What is required:
Give the listing below again in full, exactly as written.

-- Start of Data entries --

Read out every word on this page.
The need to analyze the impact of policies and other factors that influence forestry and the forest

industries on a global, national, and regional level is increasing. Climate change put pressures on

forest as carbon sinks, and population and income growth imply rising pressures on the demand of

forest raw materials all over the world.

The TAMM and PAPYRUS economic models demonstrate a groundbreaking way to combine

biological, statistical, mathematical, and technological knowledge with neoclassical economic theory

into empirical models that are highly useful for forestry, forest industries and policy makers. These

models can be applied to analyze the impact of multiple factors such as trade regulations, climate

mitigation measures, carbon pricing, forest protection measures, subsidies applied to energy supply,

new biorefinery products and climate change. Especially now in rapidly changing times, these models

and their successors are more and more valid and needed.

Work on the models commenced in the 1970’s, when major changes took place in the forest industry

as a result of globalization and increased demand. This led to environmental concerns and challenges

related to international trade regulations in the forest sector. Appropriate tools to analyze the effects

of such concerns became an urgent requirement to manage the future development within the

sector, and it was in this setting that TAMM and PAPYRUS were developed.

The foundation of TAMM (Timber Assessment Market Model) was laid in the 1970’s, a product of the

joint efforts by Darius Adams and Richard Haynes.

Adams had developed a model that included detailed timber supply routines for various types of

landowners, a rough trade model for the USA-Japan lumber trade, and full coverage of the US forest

-- End of Data entries --

Response to this exercise:
Read out every word on this page.
The need to analyze the impact of policies and other factors that influence forestry and the forest

industries on a global, national, and regional level is increasing. Climate change put pressures on

forest as carbon sinks, and population and income growth imply rising pressures on the demand of

forest raw materials all over the world.

The TAMM and PAPYRUS economic models demonstrate a groundbreaking way to combine

biological, statistical, mathematical, and technological knowledge with neoclassical economic theory

into empirical models that are highly useful for forestry, forest industries and policy makers. These

models can be applied to analyze the impact of multiple factors such as trade regulations, climate

mitigation measures, carbon pricing, forest protection measures, subsidies applied to energy supply,

new biorefinery products and climate change. Especially now in rapidly changing times, these models

and their successors are more and more valid and needed.

Work on the models commenced in the 1970’s, when major changes took place in the forest industry

as a result of globalization and increased demand. This led to environmental concerns and challenges

related to international trade regulations in the forest sector. Appropriate tools to analyze the effects

of such concerns became an urgent requirement to manage the future development within the

sector, and it was in this setting that TAMM and PAPYRUS were developed.

The foundation of TAMM (Timber Assessment Market Model) was laid in the 1970’s, a product of the

joint efforts by Darius Adams and Richard Haynes.

Adams had developed a model that included detailed timber supply routines for various types of

landowners, a rough trade model for the USA-Japan lumber trade, and full coverage of the US forest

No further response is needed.